* WRITTEN INSTRUCTION *
Could you output each line of the data that follows exactly?

* Saved entries *
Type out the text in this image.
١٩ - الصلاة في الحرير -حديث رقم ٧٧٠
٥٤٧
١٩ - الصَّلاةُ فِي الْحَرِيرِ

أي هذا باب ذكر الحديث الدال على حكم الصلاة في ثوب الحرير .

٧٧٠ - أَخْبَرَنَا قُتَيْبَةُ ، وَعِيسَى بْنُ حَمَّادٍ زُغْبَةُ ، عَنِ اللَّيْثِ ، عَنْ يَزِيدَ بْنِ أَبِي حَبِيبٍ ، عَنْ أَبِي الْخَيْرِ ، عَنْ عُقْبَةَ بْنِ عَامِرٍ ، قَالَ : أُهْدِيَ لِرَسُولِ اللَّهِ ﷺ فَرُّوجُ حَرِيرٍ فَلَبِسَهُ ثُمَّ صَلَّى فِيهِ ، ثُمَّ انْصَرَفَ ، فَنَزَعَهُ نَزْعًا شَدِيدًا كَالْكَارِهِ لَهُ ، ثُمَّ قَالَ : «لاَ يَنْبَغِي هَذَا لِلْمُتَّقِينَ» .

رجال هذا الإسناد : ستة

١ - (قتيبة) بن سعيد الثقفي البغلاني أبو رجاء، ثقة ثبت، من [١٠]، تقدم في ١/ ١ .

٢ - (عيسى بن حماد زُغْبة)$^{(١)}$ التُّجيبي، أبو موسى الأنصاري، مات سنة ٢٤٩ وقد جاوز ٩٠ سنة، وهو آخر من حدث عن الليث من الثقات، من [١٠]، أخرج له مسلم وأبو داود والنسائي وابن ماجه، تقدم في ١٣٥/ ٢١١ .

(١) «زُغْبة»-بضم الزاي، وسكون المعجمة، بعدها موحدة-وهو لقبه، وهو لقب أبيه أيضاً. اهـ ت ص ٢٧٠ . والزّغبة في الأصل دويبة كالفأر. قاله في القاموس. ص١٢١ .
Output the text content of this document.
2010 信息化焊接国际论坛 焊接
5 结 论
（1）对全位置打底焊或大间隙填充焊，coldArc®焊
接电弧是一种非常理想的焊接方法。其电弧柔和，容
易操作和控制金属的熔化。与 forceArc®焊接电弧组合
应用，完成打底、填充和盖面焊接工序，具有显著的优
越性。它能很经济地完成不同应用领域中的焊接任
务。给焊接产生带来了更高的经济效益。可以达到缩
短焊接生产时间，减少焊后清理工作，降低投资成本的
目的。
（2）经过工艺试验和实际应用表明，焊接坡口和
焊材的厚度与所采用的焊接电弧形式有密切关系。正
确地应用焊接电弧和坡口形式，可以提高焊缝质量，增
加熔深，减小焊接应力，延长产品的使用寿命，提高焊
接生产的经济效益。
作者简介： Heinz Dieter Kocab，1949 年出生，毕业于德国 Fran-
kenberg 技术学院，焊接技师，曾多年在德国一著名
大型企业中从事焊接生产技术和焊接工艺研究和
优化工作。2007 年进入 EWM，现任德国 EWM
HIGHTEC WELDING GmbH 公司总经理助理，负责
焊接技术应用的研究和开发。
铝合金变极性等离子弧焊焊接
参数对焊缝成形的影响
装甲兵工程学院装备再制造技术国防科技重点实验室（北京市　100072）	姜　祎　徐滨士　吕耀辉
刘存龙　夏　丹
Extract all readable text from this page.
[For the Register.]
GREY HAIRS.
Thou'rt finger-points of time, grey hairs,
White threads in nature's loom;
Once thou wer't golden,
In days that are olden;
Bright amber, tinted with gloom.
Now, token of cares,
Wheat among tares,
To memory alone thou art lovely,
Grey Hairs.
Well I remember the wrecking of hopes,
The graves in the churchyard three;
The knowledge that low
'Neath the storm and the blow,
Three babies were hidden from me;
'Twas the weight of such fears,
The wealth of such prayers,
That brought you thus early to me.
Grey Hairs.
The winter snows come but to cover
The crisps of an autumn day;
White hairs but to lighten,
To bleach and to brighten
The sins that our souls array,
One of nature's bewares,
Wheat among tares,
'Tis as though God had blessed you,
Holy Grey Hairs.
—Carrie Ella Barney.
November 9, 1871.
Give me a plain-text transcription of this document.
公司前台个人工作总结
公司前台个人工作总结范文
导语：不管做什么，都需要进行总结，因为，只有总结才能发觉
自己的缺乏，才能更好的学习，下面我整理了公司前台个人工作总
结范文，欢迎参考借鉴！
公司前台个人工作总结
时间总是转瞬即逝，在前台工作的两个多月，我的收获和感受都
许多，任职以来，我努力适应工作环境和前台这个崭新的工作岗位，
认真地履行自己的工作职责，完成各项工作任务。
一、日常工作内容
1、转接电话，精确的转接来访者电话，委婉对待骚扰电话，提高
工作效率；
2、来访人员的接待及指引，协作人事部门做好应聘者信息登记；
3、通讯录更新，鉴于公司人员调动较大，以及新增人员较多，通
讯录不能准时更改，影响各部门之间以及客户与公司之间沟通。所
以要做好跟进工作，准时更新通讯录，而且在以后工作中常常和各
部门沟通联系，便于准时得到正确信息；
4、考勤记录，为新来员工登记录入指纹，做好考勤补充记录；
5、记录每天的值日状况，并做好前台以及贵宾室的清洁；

* RESPONSE TO THIS EXERCISE *
Type out the text in this image.
١٩ - الصلاة في الحرير -حديث رقم ٧٧٠
٥٤٧
١٩ - الصَّلاةُ فِي الْحَرِيرِ

أي هذا باب ذكر الحديث الدال على حكم الصلاة في ثوب الحرير .

٧٧٠ - أَخْبَرَنَا قُتَيْبَةُ ، وَعِيسَى بْنُ حَمَّادٍ زُغْبَةُ ، عَنِ اللَّيْثِ ، عَنْ يَزِيدَ بْنِ أَبِي حَبِيبٍ ، عَنْ أَبِي الْخَيْرِ ، عَنْ عُقْبَةَ بْنِ عَامِرٍ ، قَالَ : أُهْدِيَ لِرَسُولِ اللَّهِ ﷺ فَرُّوجُ حَرِيرٍ فَلَبِسَهُ ثُمَّ صَلَّى فِيهِ ، ثُمَّ انْصَرَفَ ، فَنَزَعَهُ نَزْعًا شَدِيدًا كَالْكَارِهِ لَهُ ، ثُمَّ قَالَ : «لاَ يَنْبَغِي هَذَا لِلْمُتَّقِينَ» .

رجال هذا الإسناد : ستة

١ - (قتيبة) بن سعيد الثقفي البغلاني أبو رجاء، ثقة ثبت، من [١٠]، تقدم في ١/ ١ .

٢ - (عيسى بن حماد زُغْبة)$^{(١)}$ التُّجيبي، أبو موسى الأنصاري، مات سنة ٢٤٩ وقد جاوز ٩٠ سنة، وهو آخر من حدث عن الليث من الثقات، من [١٠]، أخرج له مسلم وأبو داود والنسائي وابن ماجه، تقدم في ١٣٥/ ٢١١ .

(١) «زُغْبة»-بضم الزاي، وسكون المعجمة، بعدها موحدة-وهو لقبه، وهو لقب أبيه أيضاً. اهـ ت ص ٢٧٠ . والزّغبة في الأصل دويبة كالفأر. قاله في القاموس. ص١٢١ .
Output the text content of this document.
2010 信息化焊接国际论坛 焊接
5 结 论
（1）对全位置打底焊或大间隙填充焊，coldArc®焊
接电弧是一种非常理想的焊接方法。其电弧柔和，容
易操作和控制金属的熔化。与 forceArc®焊接电弧组合
应用，完成打底、填充和盖面焊接工序，具有显著的优
越性。它能很经济地完成不同应用领域中的焊接任
务。给焊接产生带来了更高的经济效益。可以达到缩
短焊接生产时间，减少焊后清理工作，降低投资成本的
目的。
（2）经过工艺试验和实际应用表明，焊接坡口和
焊材的厚度与所采用的焊接电弧形式有密切关系。正
确地应用焊接电弧和坡口形式，可以提高焊缝质量，增
加熔深，减小焊接应力，延长产品的使用寿命，提高焊
接生产的经济效益。
作者简介： Heinz Dieter Kocab，1949 年出生，毕业于德国 Fran-
kenberg 技术学院，焊接技师，曾多年在德国一著名
大型企业中从事焊接生产技术和焊接工艺研究和
优化工作。2007 年进入 EWM，现任德国 EWM
HIGHTEC WELDING GmbH 公司总经理助理，负责
焊接技术应用的研究和开发。
铝合金变极性等离子弧焊焊接
参数对焊缝成形的影响
装甲兵工程学院装备再制造技术国防科技重点实验室（北京市　100072）	姜　祎　徐滨士　吕耀辉
刘存龙　夏　丹
Extract all readable text from this page.
[For the Register.]
GREY HAIRS.
Thou'rt finger-points of time, grey hairs,
White threads in nature's loom;
Once thou wer't golden,
In days that are olden;
Bright amber, tinted with gloom.
Now, token of cares,
Wheat among tares,
To memory alone thou art lovely,
Grey Hairs.
Well I remember the wrecking of hopes,
The graves in the churchyard three;
The knowledge that low
'Neath the storm and the blow,
Three babies were hidden from me;
'Twas the weight of such fears,
The wealth of such prayers,
That brought you thus early to me.
Grey Hairs.
The winter snows come but to cover
The crisps of an autumn day;
White hairs but to lighten,
To bleach and to brighten
The sins that our souls array,
One of nature's bewares,
Wheat among tares,
'Tis as though God had blessed you,
Holy Grey Hairs.
—Carrie Ella Barney.
November 9, 1871.
Give me a plain-text transcription of this document.
公司前台个人工作总结
公司前台个人工作总结范文
导语：不管做什么，都需要进行总结，因为，只有总结才能发觉
自己的缺乏，才能更好的学习，下面我整理了公司前台个人工作总
结范文，欢迎参考借鉴！
公司前台个人工作总结
时间总是转瞬即逝，在前台工作的两个多月，我的收获和感受都
许多，任职以来，我努力适应工作环境和前台这个崭新的工作岗位，
认真地履行自己的工作职责，完成各项工作任务。
一、日常工作内容
1、转接电话，精确的转接来访者电话，委婉对待骚扰电话，提高
工作效率；
2、来访人员的接待及指引，协作人事部门做好应聘者信息登记；
3、通讯录更新，鉴于公司人员调动较大，以及新增人员较多，通
讯录不能准时更改，影响各部门之间以及客户与公司之间沟通。所
以要做好跟进工作，准时更新通讯录，而且在以后工作中常常和各
部门沟通联系，便于准时得到正确信息；
4、考勤记录，为新来员工登记录入指纹，做好考勤补充记录；
5、记录每天的值日状况，并做好前台以及贵宾室的清洁；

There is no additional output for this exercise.